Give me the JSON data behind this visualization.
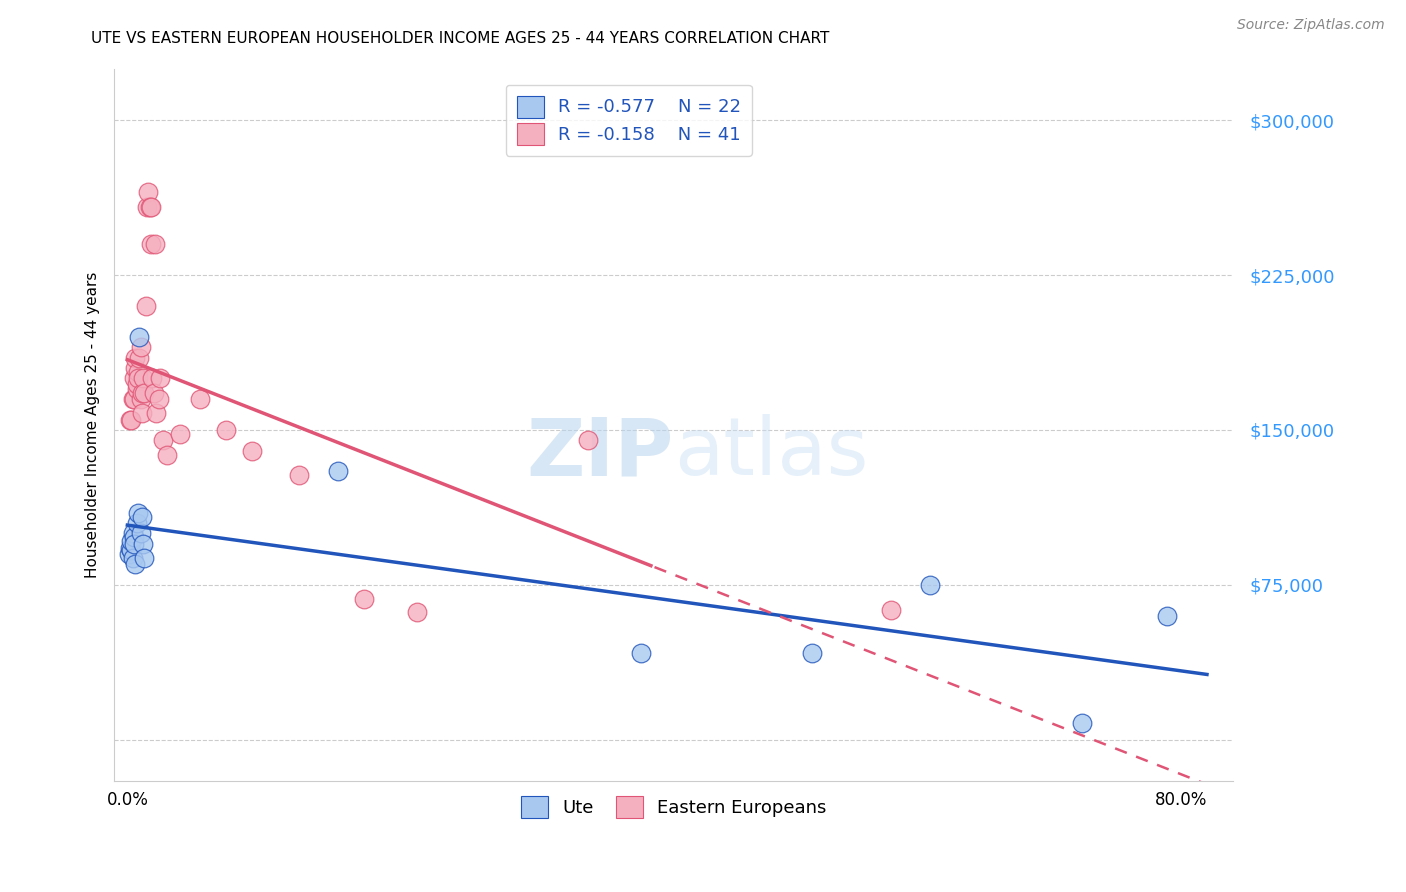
{
  "title": "UTE VS EASTERN EUROPEAN HOUSEHOLDER INCOME AGES 25 - 44 YEARS CORRELATION CHART",
  "source": "Source: ZipAtlas.com",
  "ylabel": "Householder Income Ages 25 - 44 years",
  "legend_label1": "Ute",
  "legend_label2": "Eastern Europeans",
  "R1": -0.577,
  "N1": 22,
  "R2": -0.158,
  "N2": 41,
  "color_ute": "#a8c8f0",
  "color_ee": "#f5b0c0",
  "color_line_ute": "#2255bb",
  "color_line_ee": "#e05575",
  "xlim": [
    -0.01,
    0.84
  ],
  "ylim": [
    -20000,
    325000
  ],
  "xticks": [
    0.0,
    0.1,
    0.2,
    0.3,
    0.4,
    0.5,
    0.6,
    0.7,
    0.8
  ],
  "xtick_labels": [
    "0.0%",
    "",
    "",
    "",
    "",
    "",
    "",
    "",
    "80.0%"
  ],
  "ytick_positions": [
    0,
    75000,
    150000,
    225000,
    300000
  ],
  "ytick_labels": [
    "",
    "$75,000",
    "$150,000",
    "$225,000",
    "$300,000"
  ],
  "ute_x": [
    0.001,
    0.002,
    0.003,
    0.003,
    0.004,
    0.004,
    0.005,
    0.005,
    0.006,
    0.007,
    0.008,
    0.009,
    0.01,
    0.011,
    0.012,
    0.013,
    0.16,
    0.39,
    0.52,
    0.61,
    0.725,
    0.79
  ],
  "ute_y": [
    90000,
    93000,
    92000,
    96000,
    88000,
    100000,
    98000,
    95000,
    85000,
    105000,
    110000,
    195000,
    100000,
    108000,
    95000,
    88000,
    130000,
    42000,
    42000,
    75000,
    8000,
    60000
  ],
  "ee_x": [
    0.002,
    0.003,
    0.004,
    0.005,
    0.005,
    0.006,
    0.006,
    0.007,
    0.007,
    0.008,
    0.008,
    0.009,
    0.01,
    0.01,
    0.011,
    0.011,
    0.012,
    0.013,
    0.014,
    0.015,
    0.016,
    0.017,
    0.018,
    0.018,
    0.019,
    0.02,
    0.021,
    0.022,
    0.024,
    0.025,
    0.027,
    0.03,
    0.04,
    0.055,
    0.075,
    0.095,
    0.13,
    0.18,
    0.22,
    0.35,
    0.58
  ],
  "ee_y": [
    155000,
    155000,
    165000,
    165000,
    175000,
    180000,
    185000,
    170000,
    172000,
    178000,
    175000,
    185000,
    190000,
    165000,
    158000,
    168000,
    175000,
    168000,
    210000,
    258000,
    265000,
    258000,
    258000,
    240000,
    175000,
    168000,
    240000,
    158000,
    165000,
    175000,
    145000,
    138000,
    148000,
    165000,
    150000,
    140000,
    128000,
    68000,
    62000,
    145000,
    63000
  ],
  "watermark_zip": "ZIP",
  "watermark_atlas": "atlas",
  "background_color": "#ffffff",
  "grid_color": "#cccccc",
  "ee_dash_split": 0.4
}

- - - - -

Leave out the pictures and give the listing above again exactly.

Give me the JSON data behind this visualization.
{
  "title": "UTE VS EASTERN EUROPEAN HOUSEHOLDER INCOME AGES 25 - 44 YEARS CORRELATION CHART",
  "source": "Source: ZipAtlas.com",
  "ylabel": "Householder Income Ages 25 - 44 years",
  "legend_label1": "Ute",
  "legend_label2": "Eastern Europeans",
  "R1": -0.577,
  "N1": 22,
  "R2": -0.158,
  "N2": 41,
  "color_ute": "#a8c8f0",
  "color_ee": "#f5b0c0",
  "color_line_ute": "#2255bb",
  "color_line_ee": "#e05575",
  "xlim": [
    -0.01,
    0.84
  ],
  "ylim": [
    -20000,
    325000
  ],
  "xticks": [
    0.0,
    0.1,
    0.2,
    0.3,
    0.4,
    0.5,
    0.6,
    0.7,
    0.8
  ],
  "xtick_labels": [
    "0.0%",
    "",
    "",
    "",
    "",
    "",
    "",
    "",
    "80.0%"
  ],
  "ytick_positions": [
    0,
    75000,
    150000,
    225000,
    300000
  ],
  "ytick_labels": [
    "",
    "$75,000",
    "$150,000",
    "$225,000",
    "$300,000"
  ],
  "ute_x": [
    0.001,
    0.002,
    0.003,
    0.003,
    0.004,
    0.004,
    0.005,
    0.005,
    0.006,
    0.007,
    0.008,
    0.009,
    0.01,
    0.011,
    0.012,
    0.013,
    0.16,
    0.39,
    0.52,
    0.61,
    0.725,
    0.79
  ],
  "ute_y": [
    90000,
    93000,
    92000,
    96000,
    88000,
    100000,
    98000,
    95000,
    85000,
    105000,
    110000,
    195000,
    100000,
    108000,
    95000,
    88000,
    130000,
    42000,
    42000,
    75000,
    8000,
    60000
  ],
  "ee_x": [
    0.002,
    0.003,
    0.004,
    0.005,
    0.005,
    0.006,
    0.006,
    0.007,
    0.007,
    0.008,
    0.008,
    0.009,
    0.01,
    0.01,
    0.011,
    0.011,
    0.012,
    0.013,
    0.014,
    0.015,
    0.016,
    0.017,
    0.018,
    0.018,
    0.019,
    0.02,
    0.021,
    0.022,
    0.024,
    0.025,
    0.027,
    0.03,
    0.04,
    0.055,
    0.075,
    0.095,
    0.13,
    0.18,
    0.22,
    0.35,
    0.58
  ],
  "ee_y": [
    155000,
    155000,
    165000,
    165000,
    175000,
    180000,
    185000,
    170000,
    172000,
    178000,
    175000,
    185000,
    190000,
    165000,
    158000,
    168000,
    175000,
    168000,
    210000,
    258000,
    265000,
    258000,
    258000,
    240000,
    175000,
    168000,
    240000,
    158000,
    165000,
    175000,
    145000,
    138000,
    148000,
    165000,
    150000,
    140000,
    128000,
    68000,
    62000,
    145000,
    63000
  ],
  "watermark_zip": "ZIP",
  "watermark_atlas": "atlas",
  "background_color": "#ffffff",
  "grid_color": "#cccccc",
  "ee_dash_split": 0.4
}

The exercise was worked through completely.